━━ Data for processing ━━
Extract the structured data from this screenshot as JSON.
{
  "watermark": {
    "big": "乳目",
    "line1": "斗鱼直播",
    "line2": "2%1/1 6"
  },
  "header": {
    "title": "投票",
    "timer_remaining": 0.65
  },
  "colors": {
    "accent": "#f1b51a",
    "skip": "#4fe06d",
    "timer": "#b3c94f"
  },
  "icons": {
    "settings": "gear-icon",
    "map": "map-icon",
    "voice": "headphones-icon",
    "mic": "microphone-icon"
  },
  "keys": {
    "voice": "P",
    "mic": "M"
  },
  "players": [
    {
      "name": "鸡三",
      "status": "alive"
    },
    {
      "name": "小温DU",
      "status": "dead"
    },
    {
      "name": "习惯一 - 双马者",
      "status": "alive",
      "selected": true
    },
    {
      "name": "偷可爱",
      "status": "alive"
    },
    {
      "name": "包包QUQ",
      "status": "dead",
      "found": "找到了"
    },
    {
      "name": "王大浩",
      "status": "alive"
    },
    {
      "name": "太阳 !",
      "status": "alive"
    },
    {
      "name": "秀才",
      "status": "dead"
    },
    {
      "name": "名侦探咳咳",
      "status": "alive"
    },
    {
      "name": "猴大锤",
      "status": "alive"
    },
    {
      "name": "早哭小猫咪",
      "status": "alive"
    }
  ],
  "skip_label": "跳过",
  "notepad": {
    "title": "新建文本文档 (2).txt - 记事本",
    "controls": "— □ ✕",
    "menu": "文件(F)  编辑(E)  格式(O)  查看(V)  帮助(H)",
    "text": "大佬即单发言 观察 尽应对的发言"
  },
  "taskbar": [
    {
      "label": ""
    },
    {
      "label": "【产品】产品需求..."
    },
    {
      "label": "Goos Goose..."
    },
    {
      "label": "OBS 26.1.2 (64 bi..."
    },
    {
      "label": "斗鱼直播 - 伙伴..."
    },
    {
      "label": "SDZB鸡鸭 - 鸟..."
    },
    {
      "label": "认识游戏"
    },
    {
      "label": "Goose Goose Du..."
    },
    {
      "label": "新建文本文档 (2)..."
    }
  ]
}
━━━
━━ Data for processing ━━
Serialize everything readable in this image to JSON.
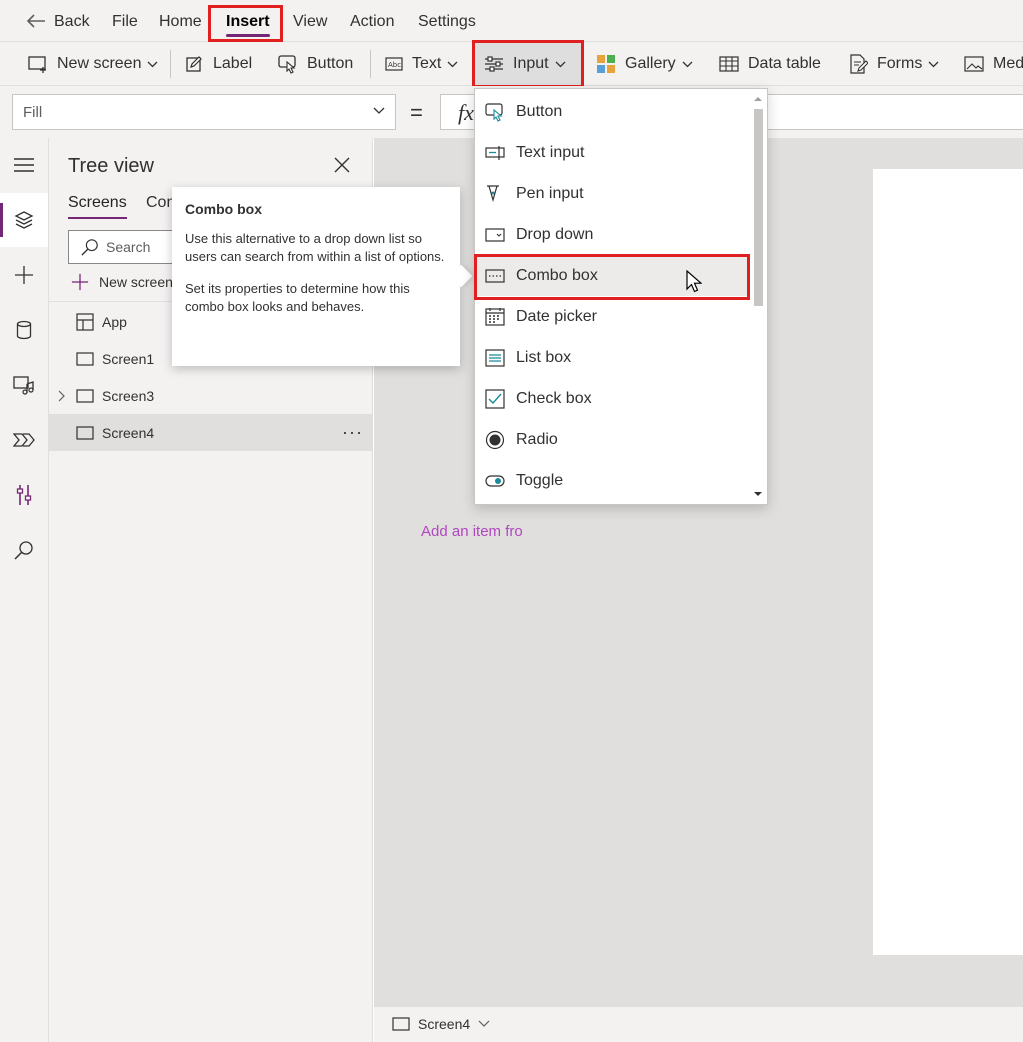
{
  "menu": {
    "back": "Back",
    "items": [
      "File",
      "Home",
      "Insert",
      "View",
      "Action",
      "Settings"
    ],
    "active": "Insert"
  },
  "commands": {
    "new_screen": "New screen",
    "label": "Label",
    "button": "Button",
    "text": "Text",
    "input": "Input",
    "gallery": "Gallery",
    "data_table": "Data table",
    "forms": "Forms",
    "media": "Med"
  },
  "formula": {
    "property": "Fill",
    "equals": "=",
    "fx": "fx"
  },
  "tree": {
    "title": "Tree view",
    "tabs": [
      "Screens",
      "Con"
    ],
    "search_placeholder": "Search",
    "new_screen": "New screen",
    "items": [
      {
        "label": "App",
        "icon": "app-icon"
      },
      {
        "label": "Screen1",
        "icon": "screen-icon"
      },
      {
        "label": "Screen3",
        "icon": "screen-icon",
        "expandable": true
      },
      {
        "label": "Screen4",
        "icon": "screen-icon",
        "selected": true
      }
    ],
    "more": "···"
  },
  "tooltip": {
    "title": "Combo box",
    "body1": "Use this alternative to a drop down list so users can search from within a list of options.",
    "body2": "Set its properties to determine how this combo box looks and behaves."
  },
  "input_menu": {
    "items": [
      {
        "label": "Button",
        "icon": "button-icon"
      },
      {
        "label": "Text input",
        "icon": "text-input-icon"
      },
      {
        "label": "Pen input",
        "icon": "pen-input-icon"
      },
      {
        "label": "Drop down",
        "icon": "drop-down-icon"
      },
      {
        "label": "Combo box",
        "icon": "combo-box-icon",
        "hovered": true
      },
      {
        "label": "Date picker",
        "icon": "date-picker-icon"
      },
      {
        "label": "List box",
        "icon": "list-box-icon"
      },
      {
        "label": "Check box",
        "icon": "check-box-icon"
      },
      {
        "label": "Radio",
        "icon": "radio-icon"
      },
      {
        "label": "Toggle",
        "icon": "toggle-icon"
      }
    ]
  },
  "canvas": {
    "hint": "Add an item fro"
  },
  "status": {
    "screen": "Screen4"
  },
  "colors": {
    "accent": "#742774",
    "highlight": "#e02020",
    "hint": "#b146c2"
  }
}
━━━
Short exercise: Search the entries for the word "JSON", then list each line that holds it.

Solution to this exercise:
Extract the structured data from this screenshot as JSON.
Serialize everything readable in this image to JSON.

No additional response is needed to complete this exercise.